(Saved entries)

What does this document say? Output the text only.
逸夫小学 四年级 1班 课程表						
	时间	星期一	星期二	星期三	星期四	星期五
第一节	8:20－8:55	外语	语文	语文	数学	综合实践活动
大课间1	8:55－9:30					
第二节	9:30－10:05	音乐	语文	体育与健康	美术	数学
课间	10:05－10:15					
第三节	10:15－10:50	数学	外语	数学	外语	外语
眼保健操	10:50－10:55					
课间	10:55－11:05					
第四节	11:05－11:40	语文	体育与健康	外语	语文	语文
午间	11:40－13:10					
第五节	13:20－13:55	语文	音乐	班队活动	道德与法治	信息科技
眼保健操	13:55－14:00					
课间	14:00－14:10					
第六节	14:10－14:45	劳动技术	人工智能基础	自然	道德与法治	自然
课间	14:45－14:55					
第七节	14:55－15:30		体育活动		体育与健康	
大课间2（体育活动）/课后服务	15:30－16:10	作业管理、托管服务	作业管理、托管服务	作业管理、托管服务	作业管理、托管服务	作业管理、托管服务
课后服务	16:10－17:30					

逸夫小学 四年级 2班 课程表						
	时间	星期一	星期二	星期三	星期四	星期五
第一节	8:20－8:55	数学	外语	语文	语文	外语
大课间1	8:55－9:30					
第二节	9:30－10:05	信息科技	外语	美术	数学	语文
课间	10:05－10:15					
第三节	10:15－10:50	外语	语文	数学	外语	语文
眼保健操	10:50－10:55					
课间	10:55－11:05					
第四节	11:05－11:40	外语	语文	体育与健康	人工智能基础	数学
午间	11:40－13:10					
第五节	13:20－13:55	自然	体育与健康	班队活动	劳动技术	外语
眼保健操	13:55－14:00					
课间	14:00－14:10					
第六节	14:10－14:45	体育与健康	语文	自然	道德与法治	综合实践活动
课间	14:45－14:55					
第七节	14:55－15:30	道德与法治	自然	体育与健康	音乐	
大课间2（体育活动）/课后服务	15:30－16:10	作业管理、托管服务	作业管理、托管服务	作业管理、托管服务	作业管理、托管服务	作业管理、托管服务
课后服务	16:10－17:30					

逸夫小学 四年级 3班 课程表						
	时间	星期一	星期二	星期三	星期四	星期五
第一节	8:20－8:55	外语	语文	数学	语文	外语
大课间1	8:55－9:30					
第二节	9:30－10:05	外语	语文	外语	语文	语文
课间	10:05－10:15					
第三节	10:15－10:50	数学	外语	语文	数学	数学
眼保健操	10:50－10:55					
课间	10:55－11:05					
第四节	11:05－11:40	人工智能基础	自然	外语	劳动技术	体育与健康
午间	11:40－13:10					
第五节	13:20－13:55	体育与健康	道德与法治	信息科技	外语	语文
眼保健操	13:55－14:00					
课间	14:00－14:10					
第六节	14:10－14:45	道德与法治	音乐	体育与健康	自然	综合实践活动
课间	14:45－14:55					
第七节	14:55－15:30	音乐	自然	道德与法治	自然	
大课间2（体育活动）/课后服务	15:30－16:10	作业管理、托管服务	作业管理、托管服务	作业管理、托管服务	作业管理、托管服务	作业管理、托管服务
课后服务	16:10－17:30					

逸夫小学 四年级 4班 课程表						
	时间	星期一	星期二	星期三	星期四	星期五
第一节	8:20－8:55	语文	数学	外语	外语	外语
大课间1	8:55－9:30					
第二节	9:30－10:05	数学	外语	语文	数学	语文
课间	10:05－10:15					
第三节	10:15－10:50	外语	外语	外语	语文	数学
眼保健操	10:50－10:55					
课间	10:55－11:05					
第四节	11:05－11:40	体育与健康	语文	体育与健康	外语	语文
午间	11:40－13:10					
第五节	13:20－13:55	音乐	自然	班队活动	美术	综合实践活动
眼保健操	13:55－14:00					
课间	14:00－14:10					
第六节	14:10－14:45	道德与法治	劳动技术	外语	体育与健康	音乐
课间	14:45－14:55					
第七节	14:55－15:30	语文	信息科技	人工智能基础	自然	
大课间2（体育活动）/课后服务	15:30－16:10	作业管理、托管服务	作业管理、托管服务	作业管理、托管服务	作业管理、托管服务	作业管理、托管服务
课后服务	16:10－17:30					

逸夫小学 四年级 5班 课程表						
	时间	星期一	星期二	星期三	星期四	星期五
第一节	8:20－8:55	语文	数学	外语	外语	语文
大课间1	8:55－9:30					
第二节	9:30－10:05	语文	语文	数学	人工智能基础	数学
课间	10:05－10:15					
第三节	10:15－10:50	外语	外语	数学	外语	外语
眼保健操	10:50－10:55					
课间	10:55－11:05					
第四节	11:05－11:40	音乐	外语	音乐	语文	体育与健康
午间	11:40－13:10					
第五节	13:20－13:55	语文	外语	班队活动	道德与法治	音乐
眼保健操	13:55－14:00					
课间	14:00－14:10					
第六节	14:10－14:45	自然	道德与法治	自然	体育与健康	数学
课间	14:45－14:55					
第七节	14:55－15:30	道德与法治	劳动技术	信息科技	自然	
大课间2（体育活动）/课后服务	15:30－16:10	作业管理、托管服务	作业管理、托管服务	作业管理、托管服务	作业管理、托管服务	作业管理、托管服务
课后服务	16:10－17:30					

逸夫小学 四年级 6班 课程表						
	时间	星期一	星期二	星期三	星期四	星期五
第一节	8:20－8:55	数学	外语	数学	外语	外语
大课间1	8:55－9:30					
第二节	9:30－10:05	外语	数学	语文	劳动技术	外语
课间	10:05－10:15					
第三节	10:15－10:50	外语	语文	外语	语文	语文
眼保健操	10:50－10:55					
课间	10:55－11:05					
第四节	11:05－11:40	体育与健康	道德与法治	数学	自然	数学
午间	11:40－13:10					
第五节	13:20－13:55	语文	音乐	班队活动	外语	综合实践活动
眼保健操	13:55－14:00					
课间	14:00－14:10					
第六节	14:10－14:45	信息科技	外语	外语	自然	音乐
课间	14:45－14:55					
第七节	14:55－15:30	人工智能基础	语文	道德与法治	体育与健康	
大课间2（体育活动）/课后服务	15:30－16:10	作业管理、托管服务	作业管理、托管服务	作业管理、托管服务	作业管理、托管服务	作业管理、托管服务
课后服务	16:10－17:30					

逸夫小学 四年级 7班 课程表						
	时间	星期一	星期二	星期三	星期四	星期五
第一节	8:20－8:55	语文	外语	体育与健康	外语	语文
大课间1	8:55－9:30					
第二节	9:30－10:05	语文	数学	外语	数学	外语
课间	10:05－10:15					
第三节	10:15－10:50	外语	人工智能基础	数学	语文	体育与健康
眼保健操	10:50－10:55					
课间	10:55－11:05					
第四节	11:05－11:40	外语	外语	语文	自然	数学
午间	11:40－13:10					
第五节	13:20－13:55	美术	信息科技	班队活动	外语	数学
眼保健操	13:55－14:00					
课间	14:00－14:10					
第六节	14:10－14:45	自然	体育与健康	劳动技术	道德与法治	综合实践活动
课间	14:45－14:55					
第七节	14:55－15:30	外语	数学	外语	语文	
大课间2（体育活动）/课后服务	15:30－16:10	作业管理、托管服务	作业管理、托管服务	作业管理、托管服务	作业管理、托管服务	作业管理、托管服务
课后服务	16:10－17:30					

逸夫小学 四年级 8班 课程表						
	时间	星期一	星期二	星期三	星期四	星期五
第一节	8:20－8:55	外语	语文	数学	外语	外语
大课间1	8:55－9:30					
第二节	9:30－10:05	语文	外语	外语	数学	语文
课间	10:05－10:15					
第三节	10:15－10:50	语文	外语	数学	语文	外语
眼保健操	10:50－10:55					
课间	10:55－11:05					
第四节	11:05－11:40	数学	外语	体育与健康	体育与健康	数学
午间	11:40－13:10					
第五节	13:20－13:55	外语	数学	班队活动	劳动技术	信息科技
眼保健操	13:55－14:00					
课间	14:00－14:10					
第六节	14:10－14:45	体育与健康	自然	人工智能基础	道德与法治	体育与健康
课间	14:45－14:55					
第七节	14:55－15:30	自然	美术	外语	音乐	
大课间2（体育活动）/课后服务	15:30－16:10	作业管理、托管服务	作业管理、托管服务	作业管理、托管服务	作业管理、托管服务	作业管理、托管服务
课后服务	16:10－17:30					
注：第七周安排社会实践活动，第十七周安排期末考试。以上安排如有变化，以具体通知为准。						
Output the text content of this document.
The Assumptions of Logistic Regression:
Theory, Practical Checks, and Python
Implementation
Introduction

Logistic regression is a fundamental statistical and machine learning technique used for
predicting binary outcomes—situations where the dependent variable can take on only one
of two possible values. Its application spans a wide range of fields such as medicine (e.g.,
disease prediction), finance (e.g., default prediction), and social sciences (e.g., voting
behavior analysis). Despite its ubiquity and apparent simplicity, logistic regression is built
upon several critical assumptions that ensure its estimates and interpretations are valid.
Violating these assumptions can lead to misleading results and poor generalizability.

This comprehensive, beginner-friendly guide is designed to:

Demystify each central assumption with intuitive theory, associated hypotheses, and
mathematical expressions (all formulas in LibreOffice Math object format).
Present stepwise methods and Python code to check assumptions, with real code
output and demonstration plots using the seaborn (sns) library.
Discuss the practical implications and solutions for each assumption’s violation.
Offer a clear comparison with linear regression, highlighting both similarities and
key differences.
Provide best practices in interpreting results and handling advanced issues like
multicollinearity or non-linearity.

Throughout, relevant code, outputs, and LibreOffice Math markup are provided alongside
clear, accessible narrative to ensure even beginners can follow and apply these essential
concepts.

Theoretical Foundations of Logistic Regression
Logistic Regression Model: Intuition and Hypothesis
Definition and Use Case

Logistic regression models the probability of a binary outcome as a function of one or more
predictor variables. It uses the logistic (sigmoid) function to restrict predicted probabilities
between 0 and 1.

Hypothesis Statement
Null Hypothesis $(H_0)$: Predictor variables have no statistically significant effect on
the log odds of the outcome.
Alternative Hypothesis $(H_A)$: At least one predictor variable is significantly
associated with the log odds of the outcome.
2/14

Exercise prompt: Which lines contain the word "results"? Return each of them.

Task response:
Violating these assumptions can lead to misleading results and poor generalizability.
Provide best practices in interpreting results and handling advanced issues like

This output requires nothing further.